→ **Selected passage**:
──────────────────────────────

2
votes

I have a mysql container on my compute engine and I would like my App Engine to be able communicate with it.

I'm using django and have the below settings

DATABASES = {
    'default': {
        'ENGINE': 'django.db.backends.mysql',
        'HOST': <---ACTUAL_IP_REMOVED -->,
        'NAME': 'name_of_my_database',
        'USER': 'root',
        'PASSWORD': <-- Actual password removed -->,
        'PORT': '3306'
    }
}

I also have a firewall rule that allows all ingress on tcp:3306 for target service account (my google compute service account) and for source service account (my app engine service account).

Despite this I still get the below error in my app engine logs.

OperationalError: (2003, "Can't connect to MySQL server on '<--IP-Address-removed--->' (110)")

What am I overlooking / doing wrong?

1
just to be sure, you are using the external IP of your mySQL instance, correct? And are you running the database directly on the OS or are you running a container?Patrick W
Yes, I was using the external IP of the mysql instance. I was running the DB in a container on the OS. The OS image was googles container OS image. The docker image was the mysql image which by default exposes 3306 so the port 3306 was available to external devices. This was a firewall issue as was clear when I opened up access to all IPs to the VM. Ideally though I could choose to open just the IP of my app engine app to the GCE VM.Terence Chow
I agree that it is a firewall rule, wanted to understand the infrastructure. Network tags and Service account tags only work on resources within the VPC network. App Engine Standard uses a separate VPC network thus the source service account tag is not detected.Patrick W

1 Answers

0
votes

You also have to allow the remote connections in the SQL instance. Try to follow the steps described in here, replacing the data in the answer with your data.

──────────────────────────────

→ **Material shown**:
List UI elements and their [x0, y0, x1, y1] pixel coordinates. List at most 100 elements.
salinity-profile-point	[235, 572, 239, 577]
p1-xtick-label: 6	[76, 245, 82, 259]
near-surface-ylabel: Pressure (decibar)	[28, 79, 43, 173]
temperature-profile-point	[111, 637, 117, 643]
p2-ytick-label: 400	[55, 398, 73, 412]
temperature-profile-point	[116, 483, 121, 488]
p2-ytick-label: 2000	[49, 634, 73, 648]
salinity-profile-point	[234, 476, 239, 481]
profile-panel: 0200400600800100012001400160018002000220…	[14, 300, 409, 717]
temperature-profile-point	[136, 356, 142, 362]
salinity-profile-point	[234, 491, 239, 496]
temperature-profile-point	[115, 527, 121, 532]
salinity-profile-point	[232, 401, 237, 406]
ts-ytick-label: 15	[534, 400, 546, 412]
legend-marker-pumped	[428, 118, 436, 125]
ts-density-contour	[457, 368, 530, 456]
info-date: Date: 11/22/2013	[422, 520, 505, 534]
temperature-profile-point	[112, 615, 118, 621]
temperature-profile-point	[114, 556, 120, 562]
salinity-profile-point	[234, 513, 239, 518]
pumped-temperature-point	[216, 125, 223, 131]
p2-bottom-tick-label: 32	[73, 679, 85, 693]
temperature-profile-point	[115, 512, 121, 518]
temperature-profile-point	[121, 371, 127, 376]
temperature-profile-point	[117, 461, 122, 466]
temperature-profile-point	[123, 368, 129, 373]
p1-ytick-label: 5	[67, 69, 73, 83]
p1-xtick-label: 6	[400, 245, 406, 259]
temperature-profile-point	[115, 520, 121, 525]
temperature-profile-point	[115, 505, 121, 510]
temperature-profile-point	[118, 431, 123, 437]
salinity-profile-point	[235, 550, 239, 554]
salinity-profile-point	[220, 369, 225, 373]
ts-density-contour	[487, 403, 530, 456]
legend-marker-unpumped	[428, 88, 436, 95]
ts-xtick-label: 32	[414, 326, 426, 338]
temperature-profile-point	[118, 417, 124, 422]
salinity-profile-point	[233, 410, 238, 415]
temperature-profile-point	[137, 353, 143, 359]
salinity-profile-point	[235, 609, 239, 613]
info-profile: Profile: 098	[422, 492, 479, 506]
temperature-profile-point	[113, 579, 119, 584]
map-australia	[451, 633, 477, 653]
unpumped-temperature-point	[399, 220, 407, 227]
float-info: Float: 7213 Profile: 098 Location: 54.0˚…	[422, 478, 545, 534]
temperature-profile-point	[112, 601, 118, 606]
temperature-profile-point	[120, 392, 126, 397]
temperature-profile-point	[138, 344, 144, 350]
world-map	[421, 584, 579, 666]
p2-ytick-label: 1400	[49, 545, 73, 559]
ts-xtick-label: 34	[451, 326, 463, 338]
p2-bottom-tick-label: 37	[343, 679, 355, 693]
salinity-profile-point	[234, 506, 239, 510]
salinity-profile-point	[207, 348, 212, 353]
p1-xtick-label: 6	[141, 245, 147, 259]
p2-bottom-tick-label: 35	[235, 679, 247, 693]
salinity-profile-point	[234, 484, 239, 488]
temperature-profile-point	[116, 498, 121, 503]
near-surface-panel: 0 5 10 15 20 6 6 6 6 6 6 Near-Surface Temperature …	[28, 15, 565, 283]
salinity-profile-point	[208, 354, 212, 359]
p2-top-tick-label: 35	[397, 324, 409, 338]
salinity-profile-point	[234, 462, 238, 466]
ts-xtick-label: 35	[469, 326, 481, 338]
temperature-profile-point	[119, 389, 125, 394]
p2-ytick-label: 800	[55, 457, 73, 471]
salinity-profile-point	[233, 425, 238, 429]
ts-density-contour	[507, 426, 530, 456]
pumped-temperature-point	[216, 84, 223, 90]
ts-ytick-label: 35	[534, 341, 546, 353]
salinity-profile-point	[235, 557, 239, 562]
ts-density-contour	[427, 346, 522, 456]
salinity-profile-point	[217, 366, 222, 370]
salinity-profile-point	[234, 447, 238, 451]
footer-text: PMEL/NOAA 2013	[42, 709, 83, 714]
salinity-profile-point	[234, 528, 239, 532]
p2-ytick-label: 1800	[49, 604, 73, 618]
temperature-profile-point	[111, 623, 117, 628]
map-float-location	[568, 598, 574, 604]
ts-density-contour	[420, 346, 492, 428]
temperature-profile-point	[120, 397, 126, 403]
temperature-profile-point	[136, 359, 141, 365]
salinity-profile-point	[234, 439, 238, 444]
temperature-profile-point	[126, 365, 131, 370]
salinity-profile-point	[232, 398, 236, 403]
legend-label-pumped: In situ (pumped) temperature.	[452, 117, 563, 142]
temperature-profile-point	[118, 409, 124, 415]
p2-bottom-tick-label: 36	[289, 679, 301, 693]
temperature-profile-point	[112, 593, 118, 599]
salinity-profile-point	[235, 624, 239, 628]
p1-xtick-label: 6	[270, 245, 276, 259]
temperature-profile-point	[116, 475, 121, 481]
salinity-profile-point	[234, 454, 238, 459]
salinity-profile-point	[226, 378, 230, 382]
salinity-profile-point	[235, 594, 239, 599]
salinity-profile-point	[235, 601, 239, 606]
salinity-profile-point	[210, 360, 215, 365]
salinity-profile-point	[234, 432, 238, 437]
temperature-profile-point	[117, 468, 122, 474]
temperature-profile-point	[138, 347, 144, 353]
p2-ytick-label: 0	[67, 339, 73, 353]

──────────────────────────────

→ **Requirement 1**:
In the MySQL connection question, reproduce word for word the passage starting with "You also have" and going on through "with your data.".
→ **Requirement 2**:
Name every key set inside the 'default' entry of the DATABASES settings in the MySQL connection question.

→ **Written solution 1**:
You also have to allow the remote connections in the SQL instance. Try to follow the steps described in here, replacing the data in the answer with your data.

→ **Written solution 2**:
ENGINE, HOST, NAME, USER, PASSWORD, PORT